• [Written request] Every line that contains the word "name" should be copied.

Some records:
"""

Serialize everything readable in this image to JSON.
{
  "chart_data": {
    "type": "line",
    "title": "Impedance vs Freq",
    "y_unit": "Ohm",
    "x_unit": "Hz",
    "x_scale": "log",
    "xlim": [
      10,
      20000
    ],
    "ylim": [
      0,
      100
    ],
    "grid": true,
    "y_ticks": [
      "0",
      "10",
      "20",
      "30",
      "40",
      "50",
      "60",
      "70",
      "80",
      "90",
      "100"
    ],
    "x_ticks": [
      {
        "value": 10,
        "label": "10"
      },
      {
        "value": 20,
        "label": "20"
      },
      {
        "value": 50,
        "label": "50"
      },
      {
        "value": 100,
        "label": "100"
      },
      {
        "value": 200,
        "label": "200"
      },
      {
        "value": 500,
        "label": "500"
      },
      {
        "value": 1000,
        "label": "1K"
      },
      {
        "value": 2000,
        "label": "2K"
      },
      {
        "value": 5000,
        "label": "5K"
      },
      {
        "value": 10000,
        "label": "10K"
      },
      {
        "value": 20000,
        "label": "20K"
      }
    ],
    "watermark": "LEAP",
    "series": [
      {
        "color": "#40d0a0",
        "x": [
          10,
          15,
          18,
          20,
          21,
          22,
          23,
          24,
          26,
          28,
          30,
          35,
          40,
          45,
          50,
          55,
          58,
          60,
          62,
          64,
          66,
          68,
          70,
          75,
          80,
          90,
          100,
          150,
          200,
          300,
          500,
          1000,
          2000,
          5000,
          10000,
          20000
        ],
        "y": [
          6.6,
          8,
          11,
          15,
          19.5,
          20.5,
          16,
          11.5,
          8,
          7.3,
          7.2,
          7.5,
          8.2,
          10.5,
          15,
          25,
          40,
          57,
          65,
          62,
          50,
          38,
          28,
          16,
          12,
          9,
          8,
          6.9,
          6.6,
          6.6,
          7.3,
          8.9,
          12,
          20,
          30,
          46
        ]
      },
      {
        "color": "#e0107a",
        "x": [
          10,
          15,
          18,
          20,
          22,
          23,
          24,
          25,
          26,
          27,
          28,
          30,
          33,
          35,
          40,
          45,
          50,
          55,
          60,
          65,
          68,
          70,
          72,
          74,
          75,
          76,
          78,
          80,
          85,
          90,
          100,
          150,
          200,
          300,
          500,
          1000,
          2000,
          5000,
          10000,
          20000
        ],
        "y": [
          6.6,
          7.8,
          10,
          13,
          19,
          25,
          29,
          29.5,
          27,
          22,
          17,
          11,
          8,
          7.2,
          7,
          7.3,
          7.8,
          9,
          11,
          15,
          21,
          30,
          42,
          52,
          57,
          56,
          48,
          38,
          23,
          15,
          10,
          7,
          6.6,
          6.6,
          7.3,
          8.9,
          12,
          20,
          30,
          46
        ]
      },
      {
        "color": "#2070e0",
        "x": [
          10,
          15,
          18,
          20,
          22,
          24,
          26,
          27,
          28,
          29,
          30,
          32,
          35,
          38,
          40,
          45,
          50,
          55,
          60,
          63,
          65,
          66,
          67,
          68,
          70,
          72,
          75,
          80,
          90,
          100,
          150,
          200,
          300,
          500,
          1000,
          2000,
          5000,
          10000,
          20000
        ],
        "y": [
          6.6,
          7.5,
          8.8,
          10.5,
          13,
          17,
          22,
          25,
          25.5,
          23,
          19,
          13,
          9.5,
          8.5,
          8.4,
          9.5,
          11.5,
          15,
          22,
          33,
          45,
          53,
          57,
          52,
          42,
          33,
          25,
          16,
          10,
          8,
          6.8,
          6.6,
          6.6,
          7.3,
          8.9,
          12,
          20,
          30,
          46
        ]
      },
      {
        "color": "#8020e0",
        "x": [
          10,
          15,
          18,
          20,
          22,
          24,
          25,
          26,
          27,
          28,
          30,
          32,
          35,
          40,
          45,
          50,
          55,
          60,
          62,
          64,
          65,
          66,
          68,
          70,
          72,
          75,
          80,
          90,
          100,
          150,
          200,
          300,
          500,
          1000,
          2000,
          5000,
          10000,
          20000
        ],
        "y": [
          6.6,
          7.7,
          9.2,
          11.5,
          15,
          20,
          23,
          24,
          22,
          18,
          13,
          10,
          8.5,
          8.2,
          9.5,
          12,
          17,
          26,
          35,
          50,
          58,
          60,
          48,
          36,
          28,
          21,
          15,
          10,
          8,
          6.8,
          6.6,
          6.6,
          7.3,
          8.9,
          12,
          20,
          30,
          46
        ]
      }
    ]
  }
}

"""
"""

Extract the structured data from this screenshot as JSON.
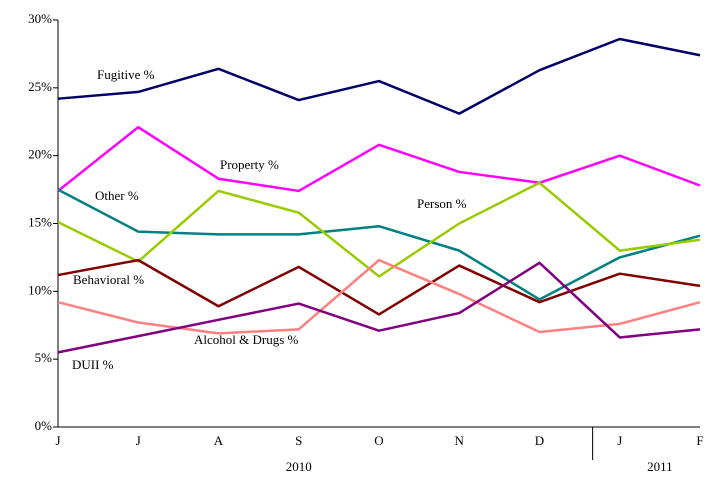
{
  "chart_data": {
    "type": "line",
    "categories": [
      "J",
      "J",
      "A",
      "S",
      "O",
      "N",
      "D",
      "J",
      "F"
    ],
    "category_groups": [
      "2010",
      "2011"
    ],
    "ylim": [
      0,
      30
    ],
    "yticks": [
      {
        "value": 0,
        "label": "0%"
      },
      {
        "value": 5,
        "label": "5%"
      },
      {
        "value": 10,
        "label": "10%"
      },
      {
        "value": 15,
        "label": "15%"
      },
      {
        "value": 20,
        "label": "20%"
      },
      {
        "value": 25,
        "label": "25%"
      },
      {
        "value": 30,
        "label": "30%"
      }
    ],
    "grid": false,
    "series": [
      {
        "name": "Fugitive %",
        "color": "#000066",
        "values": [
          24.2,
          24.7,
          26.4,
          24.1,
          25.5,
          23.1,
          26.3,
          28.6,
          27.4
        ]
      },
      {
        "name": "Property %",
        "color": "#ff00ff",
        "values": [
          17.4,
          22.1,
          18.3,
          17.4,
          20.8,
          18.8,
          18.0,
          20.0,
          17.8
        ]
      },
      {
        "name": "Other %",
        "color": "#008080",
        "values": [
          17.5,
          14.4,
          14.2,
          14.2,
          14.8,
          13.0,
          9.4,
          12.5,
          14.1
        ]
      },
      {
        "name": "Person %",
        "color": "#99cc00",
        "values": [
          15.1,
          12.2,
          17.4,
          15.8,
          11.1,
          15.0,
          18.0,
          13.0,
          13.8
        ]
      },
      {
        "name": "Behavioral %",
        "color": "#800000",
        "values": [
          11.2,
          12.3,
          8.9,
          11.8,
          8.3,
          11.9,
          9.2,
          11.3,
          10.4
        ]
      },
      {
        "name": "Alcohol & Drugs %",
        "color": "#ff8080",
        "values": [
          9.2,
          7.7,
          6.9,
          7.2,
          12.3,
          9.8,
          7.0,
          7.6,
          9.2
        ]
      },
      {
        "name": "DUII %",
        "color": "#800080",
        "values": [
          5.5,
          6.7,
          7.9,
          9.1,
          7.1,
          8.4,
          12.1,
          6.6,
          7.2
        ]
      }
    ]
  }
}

"""

• [Exercise response]
        "name": "Fugitive %",
        "name": "Property %",
        "name": "Other %",
        "name": "Person %",
        "name": "Behavioral %",
        "name": "Alcohol & Drugs %",
        "name": "DUII %",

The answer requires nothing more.